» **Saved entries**
%%

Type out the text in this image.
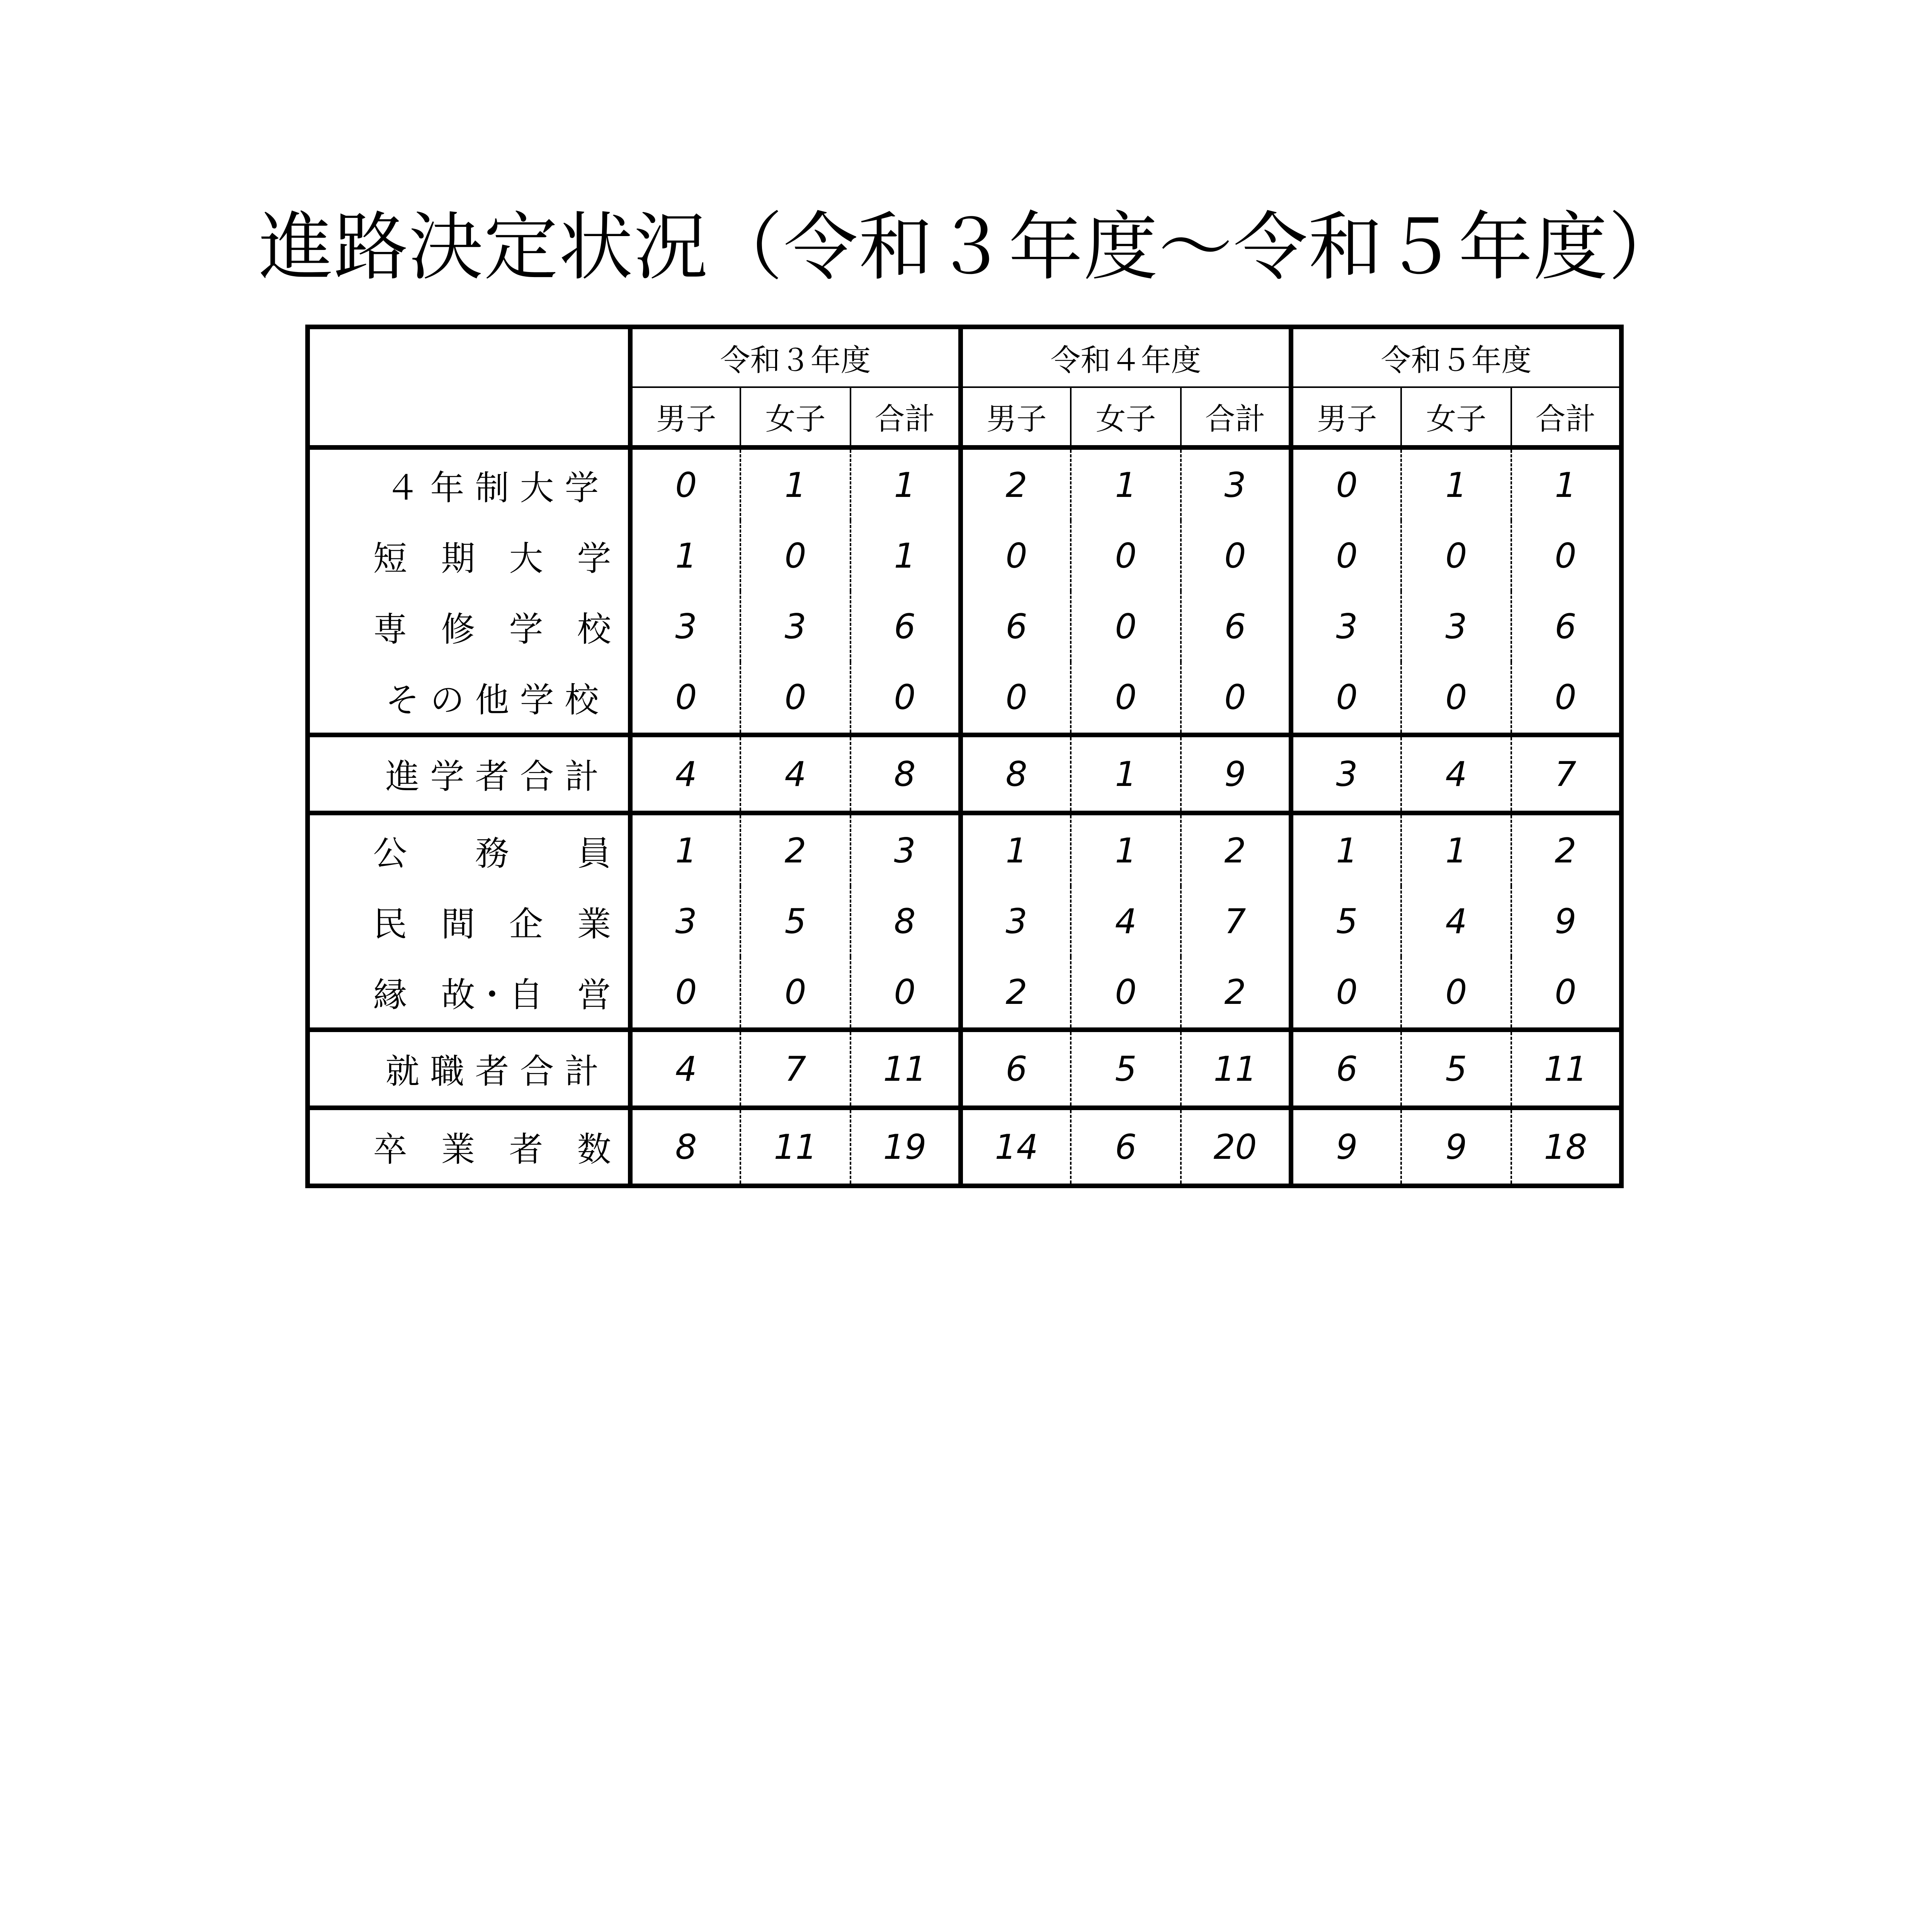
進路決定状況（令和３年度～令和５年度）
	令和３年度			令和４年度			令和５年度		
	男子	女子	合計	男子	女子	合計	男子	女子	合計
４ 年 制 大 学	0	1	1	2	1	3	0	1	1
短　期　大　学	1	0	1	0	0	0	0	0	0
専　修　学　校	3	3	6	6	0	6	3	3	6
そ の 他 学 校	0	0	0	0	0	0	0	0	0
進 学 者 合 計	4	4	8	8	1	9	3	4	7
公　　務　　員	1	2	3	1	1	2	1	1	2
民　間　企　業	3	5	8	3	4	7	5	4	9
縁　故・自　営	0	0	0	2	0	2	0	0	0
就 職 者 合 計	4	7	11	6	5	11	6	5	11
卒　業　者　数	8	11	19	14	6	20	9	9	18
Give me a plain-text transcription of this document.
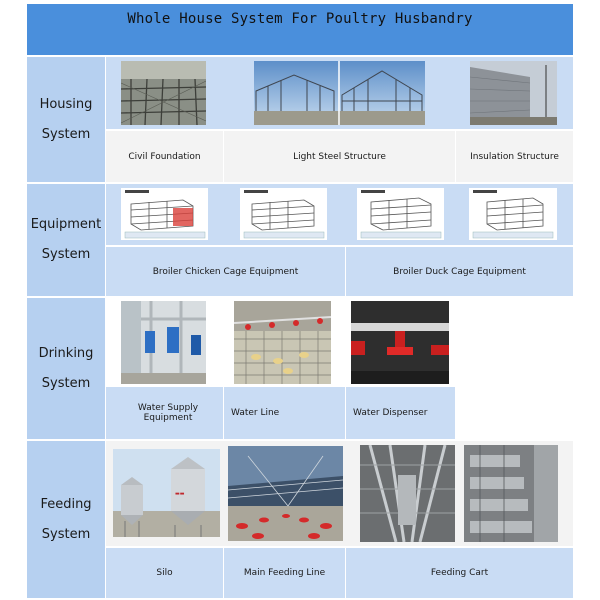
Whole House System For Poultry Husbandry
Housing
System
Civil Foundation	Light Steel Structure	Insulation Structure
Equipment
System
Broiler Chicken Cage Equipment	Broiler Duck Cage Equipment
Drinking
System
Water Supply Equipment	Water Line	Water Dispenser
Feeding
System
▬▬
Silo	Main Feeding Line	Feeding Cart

%%

» **The request**
Quote every record above exactly, omitting any pictures they contain.

» **Solution**
Type out the text in this image.
進路決定状況（令和３年度～令和５年度）
	令和３年度			令和４年度			令和５年度		
	男子	女子	合計	男子	女子	合計	男子	女子	合計
４ 年 制 大 学	0	1	1	2	1	3	0	1	1
短　期　大　学	1	0	1	0	0	0	0	0	0
専　修　学　校	3	3	6	6	0	6	3	3	6
そ の 他 学 校	0	0	0	0	0	0	0	0	0
進 学 者 合 計	4	4	8	8	1	9	3	4	7
公　　務　　員	1	2	3	1	1	2	1	1	2
民　間　企　業	3	5	8	3	4	7	5	4	9
縁　故・自　営	0	0	0	2	0	2	0	0	0
就 職 者 合 計	4	7	11	6	5	11	6	5	11
卒　業　者　数	8	11	19	14	6	20	9	9	18
Give me a plain-text transcription of this document.
Whole House System For Poultry Husbandry
Housing
System
Civil Foundation	Light Steel Structure	Insulation Structure
Equipment
System
Broiler Chicken Cage Equipment	Broiler Duck Cage Equipment
Drinking
System
Water Supply Equipment	Water Line	Water Dispenser
Feeding
System
▬▬
Silo	Main Feeding Line	Feeding Cart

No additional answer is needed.